▸ **EXERCISE BRIEF**
Lines holding the string "legend" are the ones to copy; find them all in the data.

▸ **PROVIDED INFORMATION**

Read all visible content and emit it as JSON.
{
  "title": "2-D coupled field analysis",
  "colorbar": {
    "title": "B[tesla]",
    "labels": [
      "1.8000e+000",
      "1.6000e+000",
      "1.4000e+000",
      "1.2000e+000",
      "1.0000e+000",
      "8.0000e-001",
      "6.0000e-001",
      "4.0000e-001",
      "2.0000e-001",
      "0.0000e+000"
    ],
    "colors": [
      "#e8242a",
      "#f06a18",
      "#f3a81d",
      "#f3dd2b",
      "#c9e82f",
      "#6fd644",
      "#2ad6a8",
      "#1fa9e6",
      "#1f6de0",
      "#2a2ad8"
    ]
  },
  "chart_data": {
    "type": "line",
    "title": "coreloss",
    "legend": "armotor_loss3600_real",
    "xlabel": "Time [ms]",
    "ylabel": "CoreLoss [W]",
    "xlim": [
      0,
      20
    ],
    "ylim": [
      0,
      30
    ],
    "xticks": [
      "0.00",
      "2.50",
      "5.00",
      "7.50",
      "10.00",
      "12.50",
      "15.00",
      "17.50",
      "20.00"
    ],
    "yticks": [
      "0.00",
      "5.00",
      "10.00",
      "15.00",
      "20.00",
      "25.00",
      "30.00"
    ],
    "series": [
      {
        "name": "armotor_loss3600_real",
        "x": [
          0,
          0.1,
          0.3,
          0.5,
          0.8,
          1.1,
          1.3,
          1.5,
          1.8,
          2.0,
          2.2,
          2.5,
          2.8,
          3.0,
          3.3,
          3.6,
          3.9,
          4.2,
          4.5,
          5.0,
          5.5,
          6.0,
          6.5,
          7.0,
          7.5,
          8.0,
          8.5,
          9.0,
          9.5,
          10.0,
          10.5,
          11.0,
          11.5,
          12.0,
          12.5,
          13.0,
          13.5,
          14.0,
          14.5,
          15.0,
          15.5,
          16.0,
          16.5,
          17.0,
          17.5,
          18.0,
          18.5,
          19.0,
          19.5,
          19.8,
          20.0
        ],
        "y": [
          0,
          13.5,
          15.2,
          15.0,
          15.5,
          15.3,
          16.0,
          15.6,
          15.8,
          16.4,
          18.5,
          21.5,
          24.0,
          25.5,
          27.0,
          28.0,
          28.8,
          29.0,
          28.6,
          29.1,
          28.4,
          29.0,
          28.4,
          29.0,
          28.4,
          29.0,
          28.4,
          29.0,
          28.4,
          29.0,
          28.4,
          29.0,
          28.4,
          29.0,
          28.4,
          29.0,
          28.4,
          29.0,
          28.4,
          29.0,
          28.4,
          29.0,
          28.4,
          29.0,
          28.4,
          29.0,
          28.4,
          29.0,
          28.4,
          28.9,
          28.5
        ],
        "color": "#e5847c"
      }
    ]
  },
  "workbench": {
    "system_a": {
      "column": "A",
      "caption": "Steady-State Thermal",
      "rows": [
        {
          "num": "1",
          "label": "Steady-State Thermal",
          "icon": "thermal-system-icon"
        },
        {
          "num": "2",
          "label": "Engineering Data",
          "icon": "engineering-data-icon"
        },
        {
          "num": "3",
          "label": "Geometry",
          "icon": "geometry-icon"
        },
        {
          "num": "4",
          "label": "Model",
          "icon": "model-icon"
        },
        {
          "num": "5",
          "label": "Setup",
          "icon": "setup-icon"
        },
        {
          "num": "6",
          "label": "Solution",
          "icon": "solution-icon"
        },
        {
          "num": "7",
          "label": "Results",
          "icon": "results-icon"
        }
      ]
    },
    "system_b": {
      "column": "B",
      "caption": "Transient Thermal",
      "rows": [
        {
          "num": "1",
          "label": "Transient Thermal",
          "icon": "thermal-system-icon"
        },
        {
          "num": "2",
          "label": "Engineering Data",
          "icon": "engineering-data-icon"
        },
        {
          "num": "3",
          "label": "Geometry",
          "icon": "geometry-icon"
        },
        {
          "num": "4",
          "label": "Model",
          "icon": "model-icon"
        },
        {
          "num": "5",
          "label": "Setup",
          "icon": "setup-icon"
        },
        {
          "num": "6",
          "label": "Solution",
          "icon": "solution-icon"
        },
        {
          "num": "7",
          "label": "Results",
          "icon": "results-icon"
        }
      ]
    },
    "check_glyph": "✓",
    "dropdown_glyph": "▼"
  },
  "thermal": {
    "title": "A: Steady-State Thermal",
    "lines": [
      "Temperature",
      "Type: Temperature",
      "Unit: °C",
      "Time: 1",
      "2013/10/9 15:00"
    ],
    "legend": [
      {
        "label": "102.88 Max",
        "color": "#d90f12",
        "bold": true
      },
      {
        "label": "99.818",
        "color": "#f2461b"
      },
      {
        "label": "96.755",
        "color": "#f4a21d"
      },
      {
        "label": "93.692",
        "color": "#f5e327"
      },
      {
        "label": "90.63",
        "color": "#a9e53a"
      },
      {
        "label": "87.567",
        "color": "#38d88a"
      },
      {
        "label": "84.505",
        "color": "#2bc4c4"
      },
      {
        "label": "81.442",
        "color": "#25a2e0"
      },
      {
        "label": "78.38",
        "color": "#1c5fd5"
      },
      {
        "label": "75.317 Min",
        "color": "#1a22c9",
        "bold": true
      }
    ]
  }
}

▸ **SOLUTION FOR THIS PROBLEM**
    "legend": "armotor_loss3600_real",
    "legend": [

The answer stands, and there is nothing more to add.